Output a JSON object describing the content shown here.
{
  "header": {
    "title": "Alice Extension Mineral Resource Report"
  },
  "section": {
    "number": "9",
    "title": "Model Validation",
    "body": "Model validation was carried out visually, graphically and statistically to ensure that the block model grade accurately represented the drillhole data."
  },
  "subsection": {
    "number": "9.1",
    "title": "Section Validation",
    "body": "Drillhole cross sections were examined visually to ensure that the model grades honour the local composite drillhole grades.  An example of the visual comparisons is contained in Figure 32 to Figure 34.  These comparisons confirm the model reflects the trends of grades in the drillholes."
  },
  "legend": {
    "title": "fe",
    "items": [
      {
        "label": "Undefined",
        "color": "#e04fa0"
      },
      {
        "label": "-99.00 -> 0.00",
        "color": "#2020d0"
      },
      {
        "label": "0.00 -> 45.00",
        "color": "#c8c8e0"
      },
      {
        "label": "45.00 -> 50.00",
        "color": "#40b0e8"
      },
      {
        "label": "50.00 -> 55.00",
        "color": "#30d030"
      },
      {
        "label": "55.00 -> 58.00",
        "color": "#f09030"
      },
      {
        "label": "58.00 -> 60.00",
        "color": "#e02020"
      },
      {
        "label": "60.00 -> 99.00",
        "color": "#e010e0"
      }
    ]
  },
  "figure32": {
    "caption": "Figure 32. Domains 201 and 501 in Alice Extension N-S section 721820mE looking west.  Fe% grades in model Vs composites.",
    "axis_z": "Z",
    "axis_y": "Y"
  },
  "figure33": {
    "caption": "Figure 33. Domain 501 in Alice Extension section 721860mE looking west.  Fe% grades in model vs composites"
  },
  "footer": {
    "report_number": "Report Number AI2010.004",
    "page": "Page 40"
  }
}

•••••

*Given task*:
Output the records exactly, including every line.

*Full solution*:
Output a JSON object describing the content shown here.
{
  "header": {
    "title": "Alice Extension Mineral Resource Report"
  },
  "section": {
    "number": "9",
    "title": "Model Validation",
    "body": "Model validation was carried out visually, graphically and statistically to ensure that the block model grade accurately represented the drillhole data."
  },
  "subsection": {
    "number": "9.1",
    "title": "Section Validation",
    "body": "Drillhole cross sections were examined visually to ensure that the model grades honour the local composite drillhole grades.  An example of the visual comparisons is contained in Figure 32 to Figure 34.  These comparisons confirm the model reflects the trends of grades in the drillholes."
  },
  "legend": {
    "title": "fe",
    "items": [
      {
        "label": "Undefined",
        "color": "#e04fa0"
      },
      {
        "label": "-99.00 -> 0.00",
        "color": "#2020d0"
      },
      {
        "label": "0.00 -> 45.00",
        "color": "#c8c8e0"
      },
      {
        "label": "45.00 -> 50.00",
        "color": "#40b0e8"
      },
      {
        "label": "50.00 -> 55.00",
        "color": "#30d030"
      },
      {
        "label": "55.00 -> 58.00",
        "color": "#f09030"
      },
      {
        "label": "58.00 -> 60.00",
        "color": "#e02020"
      },
      {
        "label": "60.00 -> 99.00",
        "color": "#e010e0"
      }
    ]
  },
  "figure32": {
    "caption": "Figure 32. Domains 201 and 501 in Alice Extension N-S section 721820mE looking west.  Fe% grades in model Vs composites.",
    "axis_z": "Z",
    "axis_y": "Y"
  },
  "figure33": {
    "caption": "Figure 33. Domain 501 in Alice Extension section 721860mE looking west.  Fe% grades in model vs composites"
  },
  "footer": {
    "report_number": "Report Number AI2010.004",
    "page": "Page 40"
  }
}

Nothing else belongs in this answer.